* START Dataset excerpts *
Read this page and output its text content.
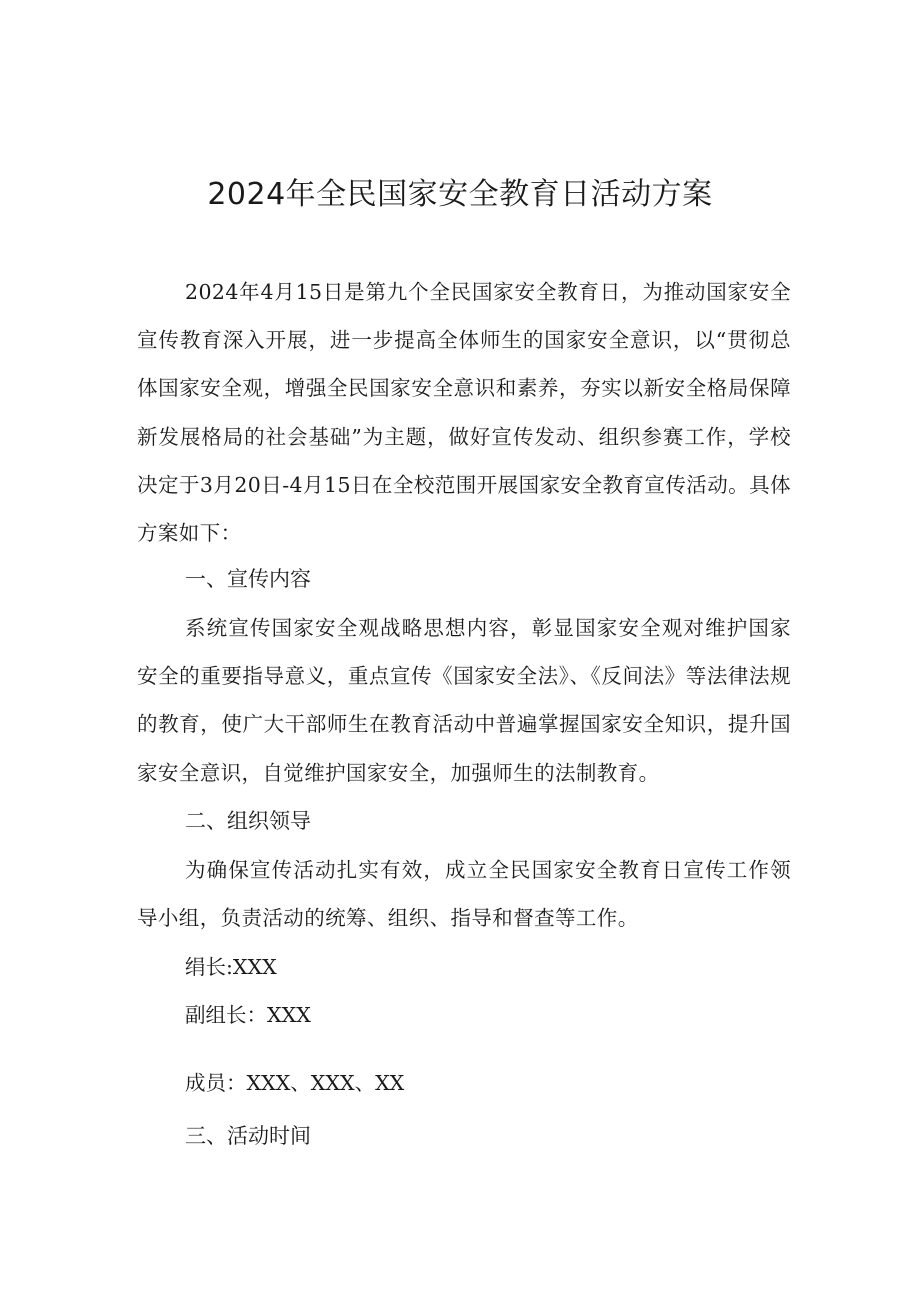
2024年全民国家安全教育日活动方案

2024年4月15日是第九个全民国家安全教育日，为推动国家安全宣传教育深入开展，进一步提高全体师生的国家安全意识，以“贯彻总体国家安全观，增强全民国家安全意识和素养，夯实以新安全格局保障新发展格局的社会基础”为主题，做好宣传发动、组织参赛工作，学校决定于3月20日-4月15日在全校范围开展国家安全教育宣传活动。具体方案如下：

一、宣传内容

系统宣传国家安全观战略思想内容，彰显国家安全观对维护国家安全的重要指导意义，重点宣传《国家安全法》、《反间法》等法律法规的教育，使广大干部师生在教育活动中普遍掌握国家安全知识，提升国家安全意识，自觉维护国家安全，加强师生的法制教育。

二、组织领导

为确保宣传活动扎实有效，成立全民国家安全教育日宣传工作领导小组，负责活动的统筹、组织、指导和督查等工作。

绢长:XXX

副组长：XXX

成员：XXX、XXX、XX

三、活动时间
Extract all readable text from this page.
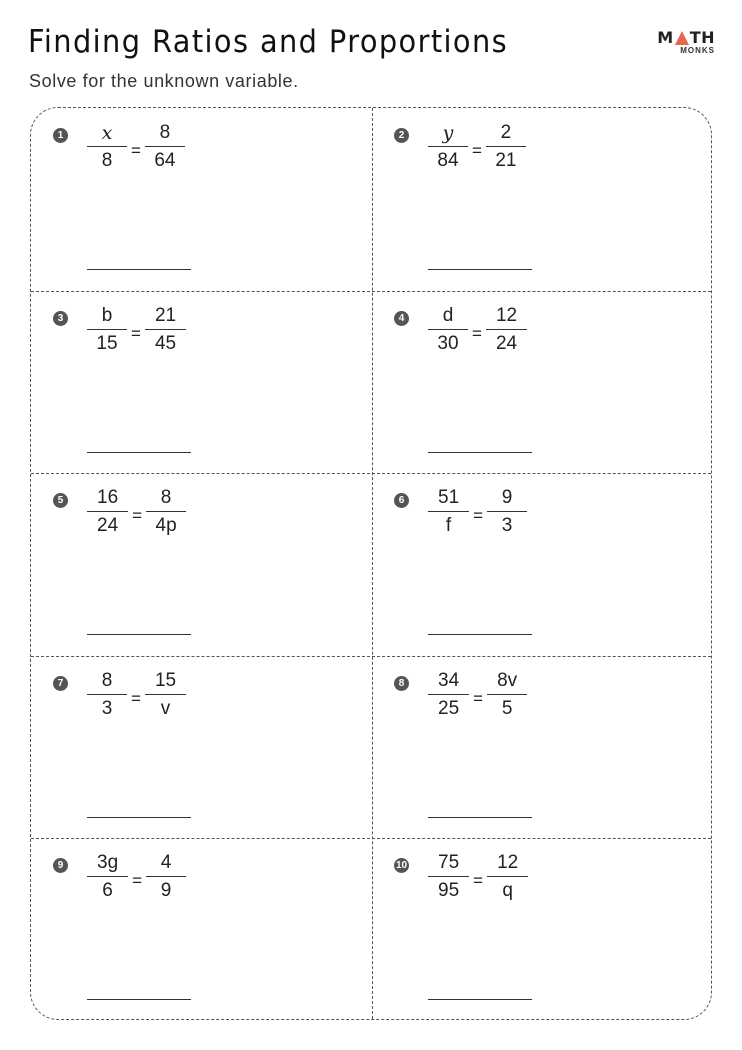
Finding Ratios and Proportions
Solve for the unknown variable.
M TH
MONKS
$1 \frac{x}{8} = \frac{8}{64}$	$2 \frac{y}{84} = \frac{2}{21}$
$3 \frac{b}{15} = \frac{21}{45}$	$4 \frac{d}{30} = \frac{12}{24}$
$5 \frac{16}{24} = \frac{8}{4p}$	$6 \frac{51}{f} = \frac{9}{3}$
$7 \frac{8}{3} = \frac{15}{v}$	$8 \frac{34}{25} = \frac{8v}{5}$
$9 \frac{3g}{6} = \frac{4}{9}$	$10 \frac{75}{95} = \frac{12}{q}$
* END Dataset excerpts *
Task requirements >>
Leave the pictures out, and transcribe each of the records exactly.

Problem solution >>
Read this page and output its text content.
2024年全民国家安全教育日活动方案

2024年4月15日是第九个全民国家安全教育日，为推动国家安全宣传教育深入开展，进一步提高全体师生的国家安全意识，以“贯彻总体国家安全观，增强全民国家安全意识和素养，夯实以新安全格局保障新发展格局的社会基础”为主题，做好宣传发动、组织参赛工作，学校决定于3月20日-4月15日在全校范围开展国家安全教育宣传活动。具体方案如下：

一、宣传内容

系统宣传国家安全观战略思想内容，彰显国家安全观对维护国家安全的重要指导意义，重点宣传《国家安全法》、《反间法》等法律法规的教育，使广大干部师生在教育活动中普遍掌握国家安全知识，提升国家安全意识，自觉维护国家安全，加强师生的法制教育。

二、组织领导

为确保宣传活动扎实有效，成立全民国家安全教育日宣传工作领导小组，负责活动的统筹、组织、指导和督查等工作。

绢长:XXX

副组长：XXX

成员：XXX、XXX、XX

三、活动时间
Extract all readable text from this page.
Finding Ratios and Proportions
Solve for the unknown variable.
M TH
MONKS
$1 \frac{x}{8} = \frac{8}{64}$	$2 \frac{y}{84} = \frac{2}{21}$
$3 \frac{b}{15} = \frac{21}{45}$	$4 \frac{d}{30} = \frac{12}{24}$
$5 \frac{16}{24} = \frac{8}{4p}$	$6 \frac{51}{f} = \frac{9}{3}$
$7 \frac{8}{3} = \frac{15}{v}$	$8 \frac{34}{25} = \frac{8v}{5}$
$9 \frac{3g}{6} = \frac{4}{9}$	$10 \frac{75}{95} = \frac{12}{q}$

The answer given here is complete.